Short problem:
Reproduce the listing below without any change.

———

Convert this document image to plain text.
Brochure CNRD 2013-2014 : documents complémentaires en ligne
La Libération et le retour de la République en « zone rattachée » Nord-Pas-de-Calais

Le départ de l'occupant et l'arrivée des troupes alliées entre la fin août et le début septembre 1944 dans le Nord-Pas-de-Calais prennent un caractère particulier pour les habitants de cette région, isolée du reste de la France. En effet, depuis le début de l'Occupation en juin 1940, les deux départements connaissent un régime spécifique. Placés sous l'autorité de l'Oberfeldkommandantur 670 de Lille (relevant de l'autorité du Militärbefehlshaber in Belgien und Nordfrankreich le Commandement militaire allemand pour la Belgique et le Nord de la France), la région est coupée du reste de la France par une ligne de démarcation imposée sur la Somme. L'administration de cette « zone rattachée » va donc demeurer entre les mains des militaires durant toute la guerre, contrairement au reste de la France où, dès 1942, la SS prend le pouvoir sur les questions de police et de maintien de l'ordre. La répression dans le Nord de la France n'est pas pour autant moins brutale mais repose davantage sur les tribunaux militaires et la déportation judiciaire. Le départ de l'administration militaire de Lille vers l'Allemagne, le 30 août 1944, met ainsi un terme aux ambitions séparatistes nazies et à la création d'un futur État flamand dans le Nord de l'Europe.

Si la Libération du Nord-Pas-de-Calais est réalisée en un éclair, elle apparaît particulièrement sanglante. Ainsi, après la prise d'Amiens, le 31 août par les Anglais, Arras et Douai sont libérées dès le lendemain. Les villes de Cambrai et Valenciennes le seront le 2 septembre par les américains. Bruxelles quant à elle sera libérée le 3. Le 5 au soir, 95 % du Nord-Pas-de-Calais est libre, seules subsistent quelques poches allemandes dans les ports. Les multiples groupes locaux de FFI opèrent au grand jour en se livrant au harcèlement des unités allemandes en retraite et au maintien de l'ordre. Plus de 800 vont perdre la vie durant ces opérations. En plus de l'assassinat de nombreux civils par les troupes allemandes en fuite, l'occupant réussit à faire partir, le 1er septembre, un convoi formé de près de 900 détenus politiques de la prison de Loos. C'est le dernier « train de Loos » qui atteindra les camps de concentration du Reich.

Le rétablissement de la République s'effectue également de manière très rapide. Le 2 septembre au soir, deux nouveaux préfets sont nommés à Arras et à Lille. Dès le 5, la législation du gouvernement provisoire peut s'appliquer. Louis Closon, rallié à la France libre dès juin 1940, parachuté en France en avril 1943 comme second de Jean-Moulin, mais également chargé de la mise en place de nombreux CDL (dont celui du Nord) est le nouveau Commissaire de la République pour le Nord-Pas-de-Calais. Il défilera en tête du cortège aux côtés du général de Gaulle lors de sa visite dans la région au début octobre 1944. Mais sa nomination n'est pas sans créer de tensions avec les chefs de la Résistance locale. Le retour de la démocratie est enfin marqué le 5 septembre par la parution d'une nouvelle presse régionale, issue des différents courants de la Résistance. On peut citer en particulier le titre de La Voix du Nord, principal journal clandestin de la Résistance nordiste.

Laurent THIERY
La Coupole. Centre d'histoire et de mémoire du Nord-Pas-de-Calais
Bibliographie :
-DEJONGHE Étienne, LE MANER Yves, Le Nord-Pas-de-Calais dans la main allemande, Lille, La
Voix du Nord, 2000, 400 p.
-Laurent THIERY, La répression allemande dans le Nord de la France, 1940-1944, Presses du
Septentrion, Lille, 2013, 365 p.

———

Result:
Convert this document image to plain text.
Brochure CNRD 2013-2014 : documents complémentaires en ligne
La Libération et le retour de la République en « zone rattachée » Nord-Pas-de-Calais

Le départ de l'occupant et l'arrivée des troupes alliées entre la fin août et le début septembre 1944 dans le Nord-Pas-de-Calais prennent un caractère particulier pour les habitants de cette région, isolée du reste de la France. En effet, depuis le début de l'Occupation en juin 1940, les deux départements connaissent un régime spécifique. Placés sous l'autorité de l'Oberfeldkommandantur 670 de Lille (relevant de l'autorité du Militärbefehlshaber in Belgien und Nordfrankreich le Commandement militaire allemand pour la Belgique et le Nord de la France), la région est coupée du reste de la France par une ligne de démarcation imposée sur la Somme. L'administration de cette « zone rattachée » va donc demeurer entre les mains des militaires durant toute la guerre, contrairement au reste de la France où, dès 1942, la SS prend le pouvoir sur les questions de police et de maintien de l'ordre. La répression dans le Nord de la France n'est pas pour autant moins brutale mais repose davantage sur les tribunaux militaires et la déportation judiciaire. Le départ de l'administration militaire de Lille vers l'Allemagne, le 30 août 1944, met ainsi un terme aux ambitions séparatistes nazies et à la création d'un futur État flamand dans le Nord de l'Europe.

Si la Libération du Nord-Pas-de-Calais est réalisée en un éclair, elle apparaît particulièrement sanglante. Ainsi, après la prise d'Amiens, le 31 août par les Anglais, Arras et Douai sont libérées dès le lendemain. Les villes de Cambrai et Valenciennes le seront le 2 septembre par les américains. Bruxelles quant à elle sera libérée le 3. Le 5 au soir, 95 % du Nord-Pas-de-Calais est libre, seules subsistent quelques poches allemandes dans les ports. Les multiples groupes locaux de FFI opèrent au grand jour en se livrant au harcèlement des unités allemandes en retraite et au maintien de l'ordre. Plus de 800 vont perdre la vie durant ces opérations. En plus de l'assassinat de nombreux civils par les troupes allemandes en fuite, l'occupant réussit à faire partir, le 1er septembre, un convoi formé de près de 900 détenus politiques de la prison de Loos. C'est le dernier « train de Loos » qui atteindra les camps de concentration du Reich.

Le rétablissement de la République s'effectue également de manière très rapide. Le 2 septembre au soir, deux nouveaux préfets sont nommés à Arras et à Lille. Dès le 5, la législation du gouvernement provisoire peut s'appliquer. Louis Closon, rallié à la France libre dès juin 1940, parachuté en France en avril 1943 comme second de Jean-Moulin, mais également chargé de la mise en place de nombreux CDL (dont celui du Nord) est le nouveau Commissaire de la République pour le Nord-Pas-de-Calais. Il défilera en tête du cortège aux côtés du général de Gaulle lors de sa visite dans la région au début octobre 1944. Mais sa nomination n'est pas sans créer de tensions avec les chefs de la Résistance locale. Le retour de la démocratie est enfin marqué le 5 septembre par la parution d'une nouvelle presse régionale, issue des différents courants de la Résistance. On peut citer en particulier le titre de La Voix du Nord, principal journal clandestin de la Résistance nordiste.

Laurent THIERY
La Coupole. Centre d'histoire et de mémoire du Nord-Pas-de-Calais
Bibliographie :
-DEJONGHE Étienne, LE MANER Yves, Le Nord-Pas-de-Calais dans la main allemande, Lille, La
Voix du Nord, 2000, 400 p.
-Laurent THIERY, La répression allemande dans le Nord de la France, 1940-1944, Presses du
Septentrion, Lille, 2013, 365 p.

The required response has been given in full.